__EXERCISE GOAL__:
Return the data exactly, with all pictures removed.

# start of RECORDS FOR THIS EXERCISE

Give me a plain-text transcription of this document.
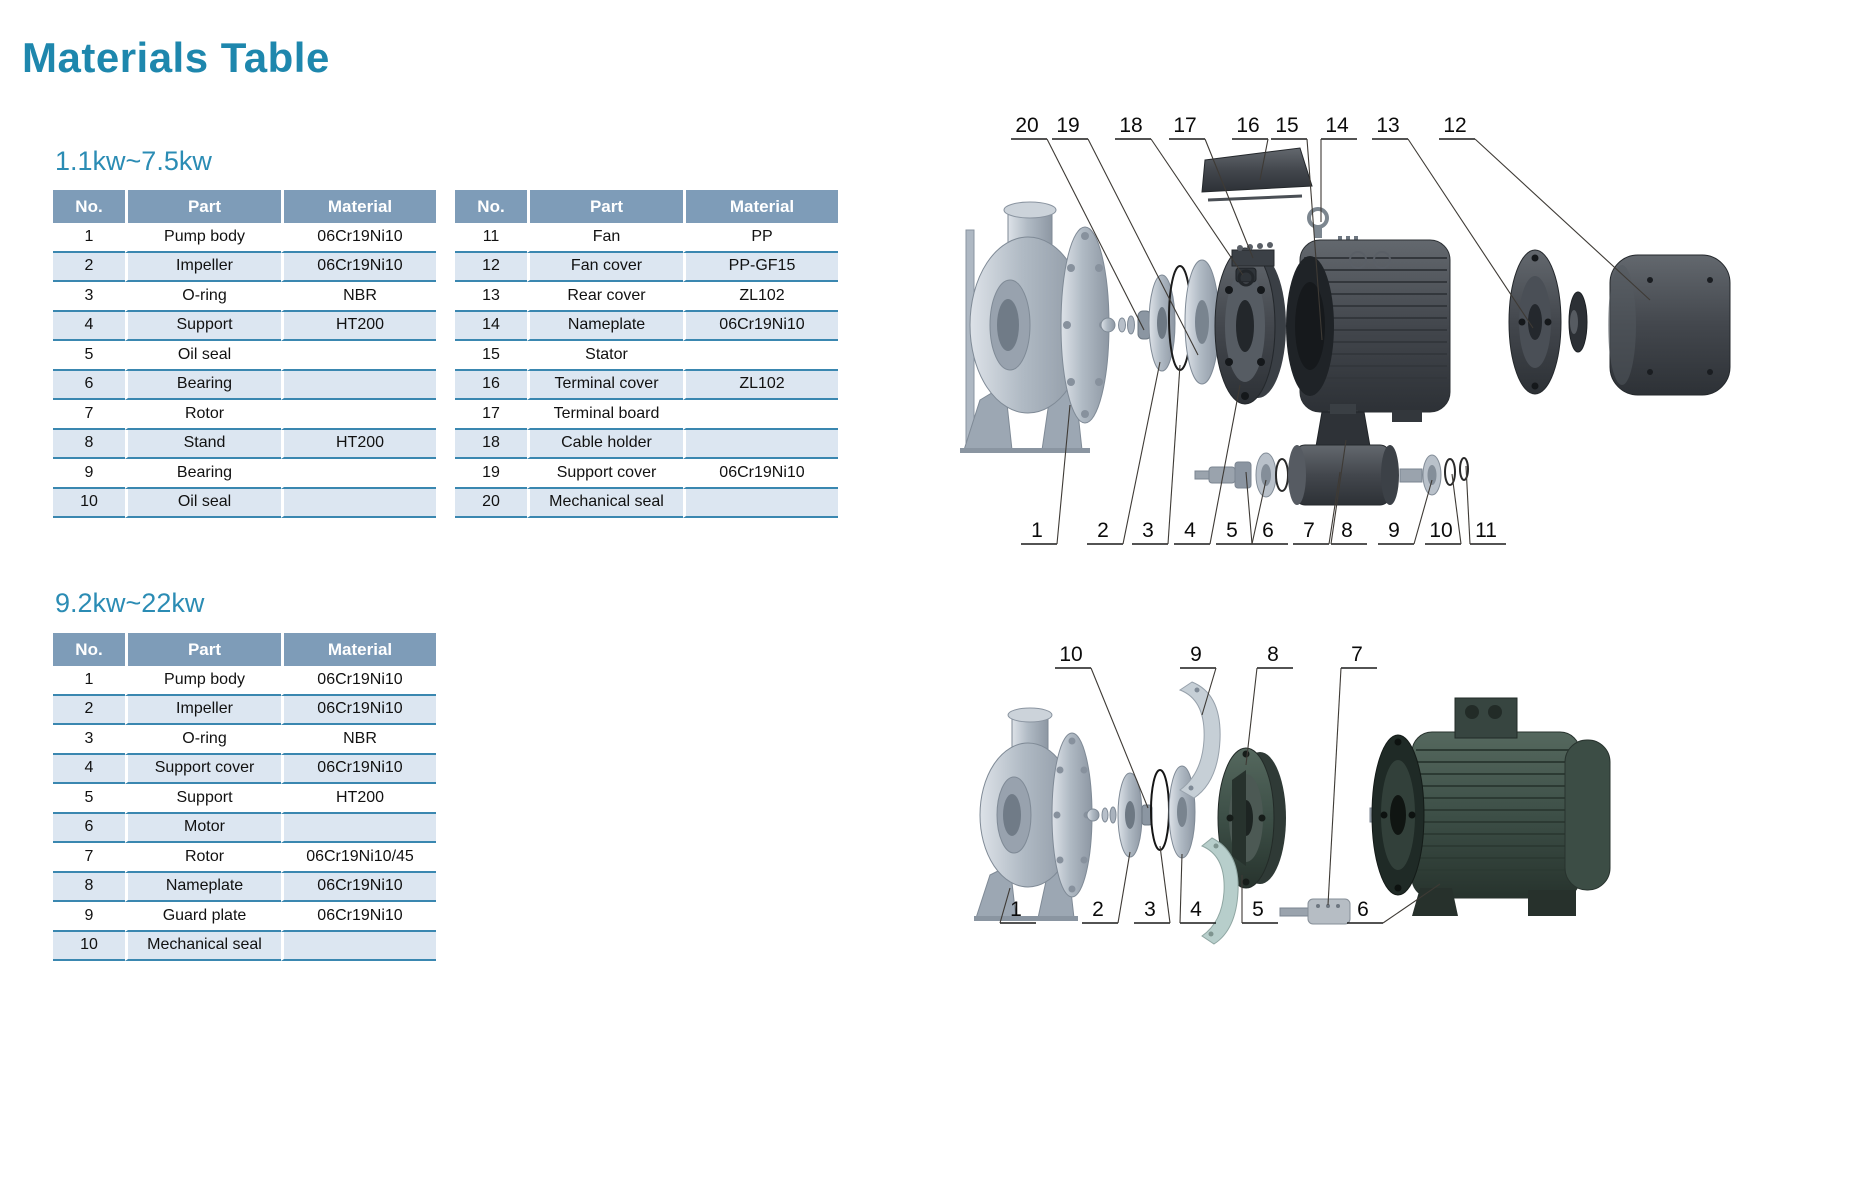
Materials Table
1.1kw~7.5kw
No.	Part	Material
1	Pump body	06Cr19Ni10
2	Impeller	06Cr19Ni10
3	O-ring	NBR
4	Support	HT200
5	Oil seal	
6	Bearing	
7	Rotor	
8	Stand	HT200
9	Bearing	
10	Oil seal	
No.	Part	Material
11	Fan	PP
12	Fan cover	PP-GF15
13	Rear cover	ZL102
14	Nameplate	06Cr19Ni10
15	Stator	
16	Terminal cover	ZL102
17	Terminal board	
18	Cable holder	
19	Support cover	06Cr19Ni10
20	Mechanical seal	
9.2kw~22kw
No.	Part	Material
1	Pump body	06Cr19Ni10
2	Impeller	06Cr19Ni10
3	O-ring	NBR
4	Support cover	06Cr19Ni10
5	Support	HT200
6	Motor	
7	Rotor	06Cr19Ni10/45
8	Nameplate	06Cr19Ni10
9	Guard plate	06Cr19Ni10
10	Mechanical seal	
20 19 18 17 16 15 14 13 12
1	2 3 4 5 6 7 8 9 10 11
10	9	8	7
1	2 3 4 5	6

# end of RECORDS FOR THIS EXERCISE

__THE REPLY__:
Give me a plain-text transcription of this document.
Materials Table
1.1kw~7.5kw
No.	Part	Material
1	Pump body	06Cr19Ni10
2	Impeller	06Cr19Ni10
3	O-ring	NBR
4	Support	HT200
5	Oil seal	
6	Bearing	
7	Rotor	
8	Stand	HT200
9	Bearing	
10	Oil seal	
No.	Part	Material
11	Fan	PP
12	Fan cover	PP-GF15
13	Rear cover	ZL102
14	Nameplate	06Cr19Ni10
15	Stator	
16	Terminal cover	ZL102
17	Terminal board	
18	Cable holder	
19	Support cover	06Cr19Ni10
20	Mechanical seal	
9.2kw~22kw
No.	Part	Material
1	Pump body	06Cr19Ni10
2	Impeller	06Cr19Ni10
3	O-ring	NBR
4	Support cover	06Cr19Ni10
5	Support	HT200
6	Motor	
7	Rotor	06Cr19Ni10/45
8	Nameplate	06Cr19Ni10
9	Guard plate	06Cr19Ni10
10	Mechanical seal	
20 19 18 17 16 15 14 13 12
1	2 3 4 5 6 7 8 9 10 11
10	9	8	7
1	2 3 4 5	6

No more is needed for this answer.